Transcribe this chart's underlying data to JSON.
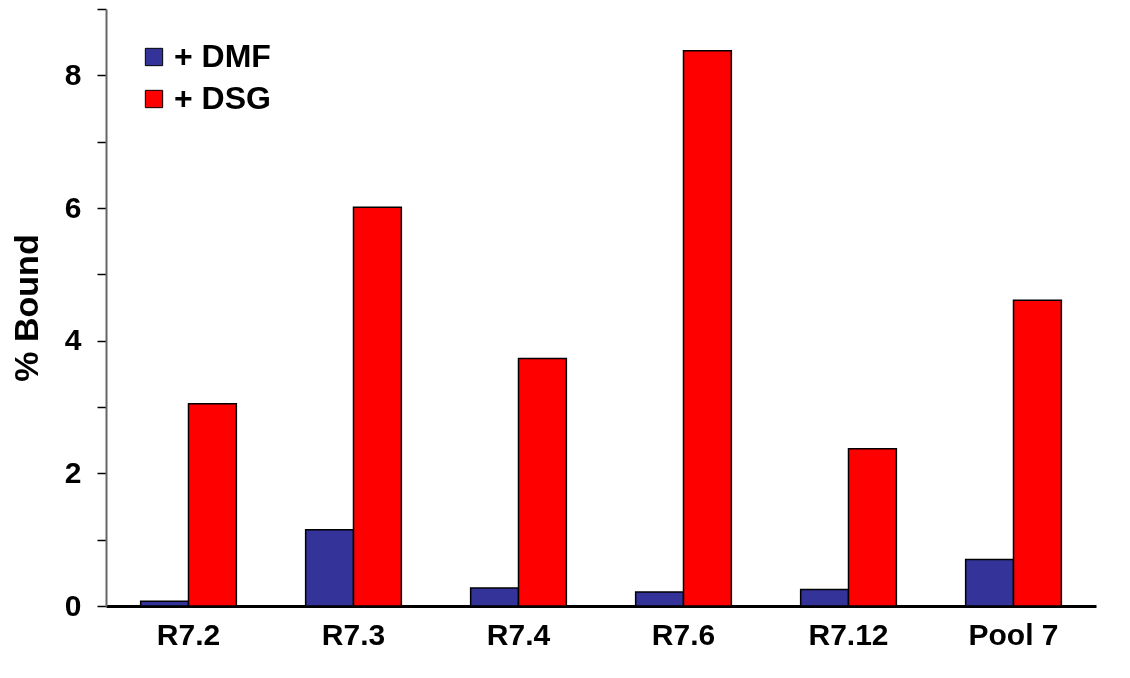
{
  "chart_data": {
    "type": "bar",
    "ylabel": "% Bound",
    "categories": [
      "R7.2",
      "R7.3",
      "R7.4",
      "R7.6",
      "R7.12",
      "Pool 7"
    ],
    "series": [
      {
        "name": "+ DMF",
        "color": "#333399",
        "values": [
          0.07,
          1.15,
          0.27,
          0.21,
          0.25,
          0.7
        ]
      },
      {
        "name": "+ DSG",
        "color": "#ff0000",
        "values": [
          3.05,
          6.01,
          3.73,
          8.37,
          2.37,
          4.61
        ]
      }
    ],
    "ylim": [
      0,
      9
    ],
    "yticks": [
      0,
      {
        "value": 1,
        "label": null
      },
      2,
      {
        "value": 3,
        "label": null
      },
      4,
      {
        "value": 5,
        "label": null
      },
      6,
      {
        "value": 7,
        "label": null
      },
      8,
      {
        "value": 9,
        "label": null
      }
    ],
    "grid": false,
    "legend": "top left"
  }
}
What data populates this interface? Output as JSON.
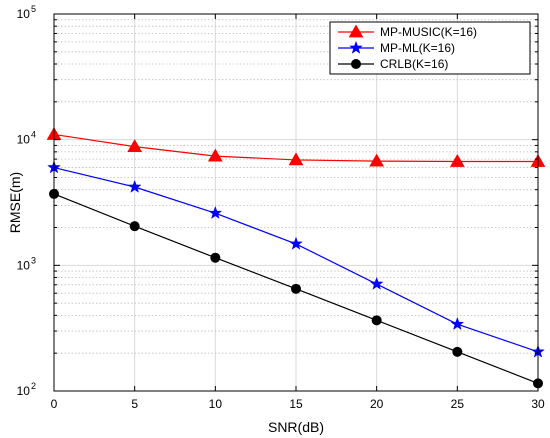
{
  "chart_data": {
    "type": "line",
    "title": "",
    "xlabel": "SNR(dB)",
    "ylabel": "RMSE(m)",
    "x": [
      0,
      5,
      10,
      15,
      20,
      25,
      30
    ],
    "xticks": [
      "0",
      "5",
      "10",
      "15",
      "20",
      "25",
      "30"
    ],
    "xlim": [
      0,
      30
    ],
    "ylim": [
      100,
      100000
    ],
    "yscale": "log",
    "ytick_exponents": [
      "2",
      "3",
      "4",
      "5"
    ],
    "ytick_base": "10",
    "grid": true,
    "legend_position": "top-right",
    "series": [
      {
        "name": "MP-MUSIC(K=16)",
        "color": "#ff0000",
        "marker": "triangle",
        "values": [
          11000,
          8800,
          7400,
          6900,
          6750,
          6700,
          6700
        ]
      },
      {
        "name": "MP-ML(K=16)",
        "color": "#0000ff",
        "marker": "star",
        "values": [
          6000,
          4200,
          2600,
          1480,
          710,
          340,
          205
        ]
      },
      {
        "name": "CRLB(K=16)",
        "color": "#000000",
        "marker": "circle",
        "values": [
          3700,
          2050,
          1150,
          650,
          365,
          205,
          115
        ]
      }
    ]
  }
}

▬▬▬▬▬▬

_GOAL OF THE EXERCISE_: Omit every picture, then reproduce the rest of the listing exactly.

_COMPLETE OUTPUT_:
Transcribe this chart's underlying data to JSON.
{
  "chart_data": {
    "type": "bar",
    "ylabel": "% Bound",
    "categories": [
      "R7.2",
      "R7.3",
      "R7.4",
      "R7.6",
      "R7.12",
      "Pool 7"
    ],
    "series": [
      {
        "name": "+ DMF",
        "color": "#333399",
        "values": [
          0.07,
          1.15,
          0.27,
          0.21,
          0.25,
          0.7
        ]
      },
      {
        "name": "+ DSG",
        "color": "#ff0000",
        "values": [
          3.05,
          6.01,
          3.73,
          8.37,
          2.37,
          4.61
        ]
      }
    ],
    "ylim": [
      0,
      9
    ],
    "yticks": [
      0,
      {
        "value": 1,
        "label": null
      },
      2,
      {
        "value": 3,
        "label": null
      },
      4,
      {
        "value": 5,
        "label": null
      },
      6,
      {
        "value": 7,
        "label": null
      },
      8,
      {
        "value": 9,
        "label": null
      }
    ],
    "grid": false,
    "legend": "top left"
  }
}
What data populates this interface? Output as JSON.
{
  "chart_data": {
    "type": "line",
    "title": "",
    "xlabel": "SNR(dB)",
    "ylabel": "RMSE(m)",
    "x": [
      0,
      5,
      10,
      15,
      20,
      25,
      30
    ],
    "xticks": [
      "0",
      "5",
      "10",
      "15",
      "20",
      "25",
      "30"
    ],
    "xlim": [
      0,
      30
    ],
    "ylim": [
      100,
      100000
    ],
    "yscale": "log",
    "ytick_exponents": [
      "2",
      "3",
      "4",
      "5"
    ],
    "ytick_base": "10",
    "grid": true,
    "legend_position": "top-right",
    "series": [
      {
        "name": "MP-MUSIC(K=16)",
        "color": "#ff0000",
        "marker": "triangle",
        "values": [
          11000,
          8800,
          7400,
          6900,
          6750,
          6700,
          6700
        ]
      },
      {
        "name": "MP-ML(K=16)",
        "color": "#0000ff",
        "marker": "star",
        "values": [
          6000,
          4200,
          2600,
          1480,
          710,
          340,
          205
        ]
      },
      {
        "name": "CRLB(K=16)",
        "color": "#000000",
        "marker": "circle",
        "values": [
          3700,
          2050,
          1150,
          650,
          365,
          205,
          115
        ]
      }
    ]
  }
}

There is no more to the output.